**Stored records**
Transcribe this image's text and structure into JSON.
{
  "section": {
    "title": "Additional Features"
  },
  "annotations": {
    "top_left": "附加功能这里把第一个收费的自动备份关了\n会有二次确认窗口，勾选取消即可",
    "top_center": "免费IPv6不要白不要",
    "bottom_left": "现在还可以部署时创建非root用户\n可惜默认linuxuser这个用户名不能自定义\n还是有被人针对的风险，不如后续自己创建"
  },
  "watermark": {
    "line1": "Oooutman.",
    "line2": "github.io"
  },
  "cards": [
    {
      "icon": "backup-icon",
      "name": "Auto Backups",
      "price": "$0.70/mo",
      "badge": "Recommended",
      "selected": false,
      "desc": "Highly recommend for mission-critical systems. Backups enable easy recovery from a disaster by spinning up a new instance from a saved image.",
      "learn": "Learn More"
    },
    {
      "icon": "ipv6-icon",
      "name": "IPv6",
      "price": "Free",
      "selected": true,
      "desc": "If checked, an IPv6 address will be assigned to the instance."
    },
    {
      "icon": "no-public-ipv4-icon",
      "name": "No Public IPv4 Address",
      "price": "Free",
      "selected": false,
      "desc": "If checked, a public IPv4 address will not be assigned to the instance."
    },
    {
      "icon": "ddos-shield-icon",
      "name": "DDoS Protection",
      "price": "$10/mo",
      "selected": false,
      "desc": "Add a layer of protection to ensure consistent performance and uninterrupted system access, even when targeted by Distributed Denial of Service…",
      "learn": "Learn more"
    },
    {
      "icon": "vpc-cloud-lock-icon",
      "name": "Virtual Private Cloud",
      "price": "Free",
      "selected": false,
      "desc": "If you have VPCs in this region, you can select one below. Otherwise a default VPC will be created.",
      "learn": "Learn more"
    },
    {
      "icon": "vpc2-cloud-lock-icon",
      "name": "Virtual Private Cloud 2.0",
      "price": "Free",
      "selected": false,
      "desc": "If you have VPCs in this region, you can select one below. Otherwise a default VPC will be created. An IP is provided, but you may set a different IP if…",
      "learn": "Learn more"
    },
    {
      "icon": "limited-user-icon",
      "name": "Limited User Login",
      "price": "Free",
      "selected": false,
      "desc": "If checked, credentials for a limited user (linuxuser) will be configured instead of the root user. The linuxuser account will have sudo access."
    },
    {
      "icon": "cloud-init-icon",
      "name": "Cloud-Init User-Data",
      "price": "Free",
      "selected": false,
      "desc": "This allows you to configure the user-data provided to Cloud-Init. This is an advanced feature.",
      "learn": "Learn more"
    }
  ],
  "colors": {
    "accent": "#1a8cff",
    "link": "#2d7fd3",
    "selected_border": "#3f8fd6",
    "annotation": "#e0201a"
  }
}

**What you have to do**
Write out the data again, exactly and in full.

**Exercise output**
Transcribe this image's text and structure into JSON.
{
  "section": {
    "title": "Additional Features"
  },
  "annotations": {
    "top_left": "附加功能这里把第一个收费的自动备份关了\n会有二次确认窗口，勾选取消即可",
    "top_center": "免费IPv6不要白不要",
    "bottom_left": "现在还可以部署时创建非root用户\n可惜默认linuxuser这个用户名不能自定义\n还是有被人针对的风险，不如后续自己创建"
  },
  "watermark": {
    "line1": "Oooutman.",
    "line2": "github.io"
  },
  "cards": [
    {
      "icon": "backup-icon",
      "name": "Auto Backups",
      "price": "$0.70/mo",
      "badge": "Recommended",
      "selected": false,
      "desc": "Highly recommend for mission-critical systems. Backups enable easy recovery from a disaster by spinning up a new instance from a saved image.",
      "learn": "Learn More"
    },
    {
      "icon": "ipv6-icon",
      "name": "IPv6",
      "price": "Free",
      "selected": true,
      "desc": "If checked, an IPv6 address will be assigned to the instance."
    },
    {
      "icon": "no-public-ipv4-icon",
      "name": "No Public IPv4 Address",
      "price": "Free",
      "selected": false,
      "desc": "If checked, a public IPv4 address will not be assigned to the instance."
    },
    {
      "icon": "ddos-shield-icon",
      "name": "DDoS Protection",
      "price": "$10/mo",
      "selected": false,
      "desc": "Add a layer of protection to ensure consistent performance and uninterrupted system access, even when targeted by Distributed Denial of Service…",
      "learn": "Learn more"
    },
    {
      "icon": "vpc-cloud-lock-icon",
      "name": "Virtual Private Cloud",
      "price": "Free",
      "selected": false,
      "desc": "If you have VPCs in this region, you can select one below. Otherwise a default VPC will be created.",
      "learn": "Learn more"
    },
    {
      "icon": "vpc2-cloud-lock-icon",
      "name": "Virtual Private Cloud 2.0",
      "price": "Free",
      "selected": false,
      "desc": "If you have VPCs in this region, you can select one below. Otherwise a default VPC will be created. An IP is provided, but you may set a different IP if…",
      "learn": "Learn more"
    },
    {
      "icon": "limited-user-icon",
      "name": "Limited User Login",
      "price": "Free",
      "selected": false,
      "desc": "If checked, credentials for a limited user (linuxuser) will be configured instead of the root user. The linuxuser account will have sudo access."
    },
    {
      "icon": "cloud-init-icon",
      "name": "Cloud-Init User-Data",
      "price": "Free",
      "selected": false,
      "desc": "This allows you to configure the user-data provided to Cloud-Init. This is an advanced feature.",
      "learn": "Learn more"
    }
  ],
  "colors": {
    "accent": "#1a8cff",
    "link": "#2d7fd3",
    "selected_border": "#3f8fd6",
    "annotation": "#e0201a"
  }
}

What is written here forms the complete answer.